Copy out the data exactly, leaving the pictures behind.

:: Stored records ::
---

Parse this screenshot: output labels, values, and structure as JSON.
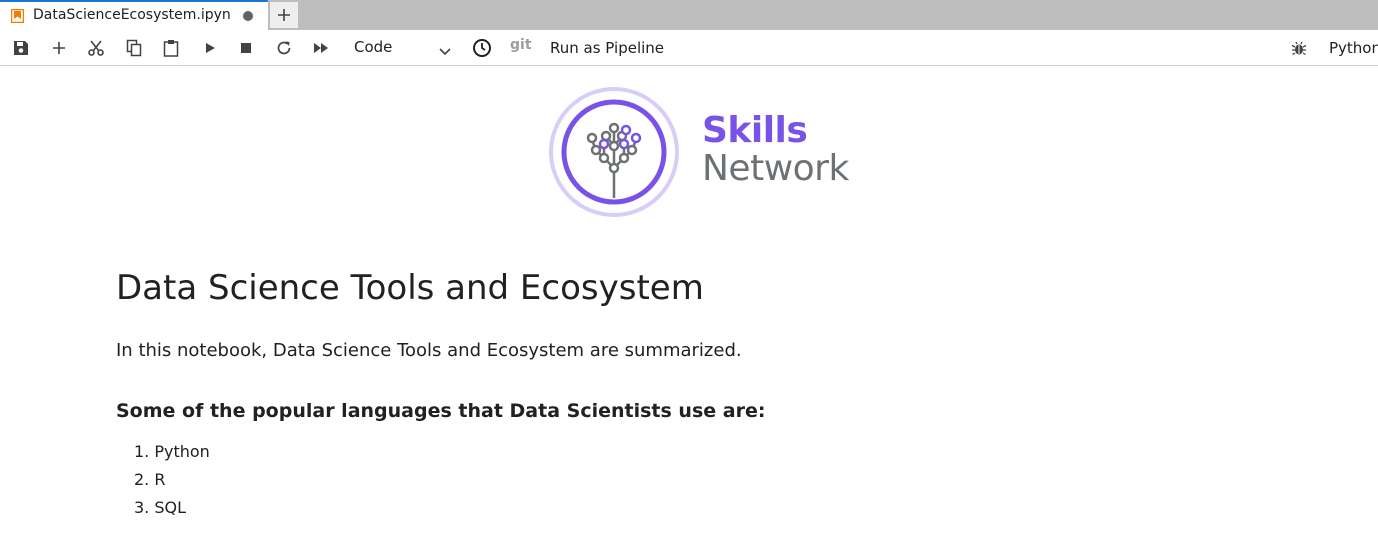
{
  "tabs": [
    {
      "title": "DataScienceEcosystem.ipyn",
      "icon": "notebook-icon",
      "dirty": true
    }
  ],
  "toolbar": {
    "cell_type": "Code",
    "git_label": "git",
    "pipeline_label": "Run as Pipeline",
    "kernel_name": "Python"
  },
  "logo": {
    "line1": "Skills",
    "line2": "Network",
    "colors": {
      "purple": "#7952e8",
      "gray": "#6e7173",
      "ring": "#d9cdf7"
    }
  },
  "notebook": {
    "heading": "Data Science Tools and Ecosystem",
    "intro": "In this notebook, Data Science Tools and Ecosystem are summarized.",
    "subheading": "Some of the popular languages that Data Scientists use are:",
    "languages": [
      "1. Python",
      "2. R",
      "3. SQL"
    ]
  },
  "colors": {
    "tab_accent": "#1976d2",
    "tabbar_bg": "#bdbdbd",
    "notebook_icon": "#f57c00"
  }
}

---

:: Correct result ::
Parse this screenshot: output labels, values, and structure as JSON.
{
  "tabs": [
    {
      "title": "DataScienceEcosystem.ipyn",
      "icon": "notebook-icon",
      "dirty": true
    }
  ],
  "toolbar": {
    "cell_type": "Code",
    "git_label": "git",
    "pipeline_label": "Run as Pipeline",
    "kernel_name": "Python"
  },
  "logo": {
    "line1": "Skills",
    "line2": "Network",
    "colors": {
      "purple": "#7952e8",
      "gray": "#6e7173",
      "ring": "#d9cdf7"
    }
  },
  "notebook": {
    "heading": "Data Science Tools and Ecosystem",
    "intro": "In this notebook, Data Science Tools and Ecosystem are summarized.",
    "subheading": "Some of the popular languages that Data Scientists use are:",
    "languages": [
      "1. Python",
      "2. R",
      "3. SQL"
    ]
  },
  "colors": {
    "tab_accent": "#1976d2",
    "tabbar_bg": "#bdbdbd",
    "notebook_icon": "#f57c00"
  }
}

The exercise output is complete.